| Given data |
^^^^

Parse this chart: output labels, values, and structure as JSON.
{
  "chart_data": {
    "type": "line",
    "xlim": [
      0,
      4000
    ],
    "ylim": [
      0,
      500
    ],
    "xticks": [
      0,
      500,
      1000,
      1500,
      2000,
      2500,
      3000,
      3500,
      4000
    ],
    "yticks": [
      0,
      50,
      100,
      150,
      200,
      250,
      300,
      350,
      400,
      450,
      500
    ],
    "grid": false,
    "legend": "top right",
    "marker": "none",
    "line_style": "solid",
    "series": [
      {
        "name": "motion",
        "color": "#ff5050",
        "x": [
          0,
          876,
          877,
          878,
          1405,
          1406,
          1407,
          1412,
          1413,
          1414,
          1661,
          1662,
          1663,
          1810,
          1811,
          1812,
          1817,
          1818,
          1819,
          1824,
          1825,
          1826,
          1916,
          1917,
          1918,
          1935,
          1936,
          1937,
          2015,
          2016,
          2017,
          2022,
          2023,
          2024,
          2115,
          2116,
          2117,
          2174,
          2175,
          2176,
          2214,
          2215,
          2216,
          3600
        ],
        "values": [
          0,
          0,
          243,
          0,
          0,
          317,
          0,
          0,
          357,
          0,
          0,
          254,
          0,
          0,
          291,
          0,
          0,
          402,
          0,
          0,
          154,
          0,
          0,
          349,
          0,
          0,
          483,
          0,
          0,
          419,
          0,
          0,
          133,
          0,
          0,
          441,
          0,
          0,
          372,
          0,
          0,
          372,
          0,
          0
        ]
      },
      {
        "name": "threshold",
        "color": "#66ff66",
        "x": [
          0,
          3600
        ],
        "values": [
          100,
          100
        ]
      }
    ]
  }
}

^^^^

| Exercise details |
Return the material in full, exactly as shown.

| Result |
Parse this chart: output labels, values, and structure as JSON.
{
  "chart_data": {
    "type": "line",
    "xlim": [
      0,
      4000
    ],
    "ylim": [
      0,
      500
    ],
    "xticks": [
      0,
      500,
      1000,
      1500,
      2000,
      2500,
      3000,
      3500,
      4000
    ],
    "yticks": [
      0,
      50,
      100,
      150,
      200,
      250,
      300,
      350,
      400,
      450,
      500
    ],
    "grid": false,
    "legend": "top right",
    "marker": "none",
    "line_style": "solid",
    "series": [
      {
        "name": "motion",
        "color": "#ff5050",
        "x": [
          0,
          876,
          877,
          878,
          1405,
          1406,
          1407,
          1412,
          1413,
          1414,
          1661,
          1662,
          1663,
          1810,
          1811,
          1812,
          1817,
          1818,
          1819,
          1824,
          1825,
          1826,
          1916,
          1917,
          1918,
          1935,
          1936,
          1937,
          2015,
          2016,
          2017,
          2022,
          2023,
          2024,
          2115,
          2116,
          2117,
          2174,
          2175,
          2176,
          2214,
          2215,
          2216,
          3600
        ],
        "values": [
          0,
          0,
          243,
          0,
          0,
          317,
          0,
          0,
          357,
          0,
          0,
          254,
          0,
          0,
          291,
          0,
          0,
          402,
          0,
          0,
          154,
          0,
          0,
          349,
          0,
          0,
          483,
          0,
          0,
          419,
          0,
          0,
          133,
          0,
          0,
          441,
          0,
          0,
          372,
          0,
          0,
          372,
          0,
          0
        ]
      },
      {
        "name": "threshold",
        "color": "#66ff66",
        "x": [
          0,
          3600
        ],
        "values": [
          100,
          100
        ]
      }
    ]
  }
}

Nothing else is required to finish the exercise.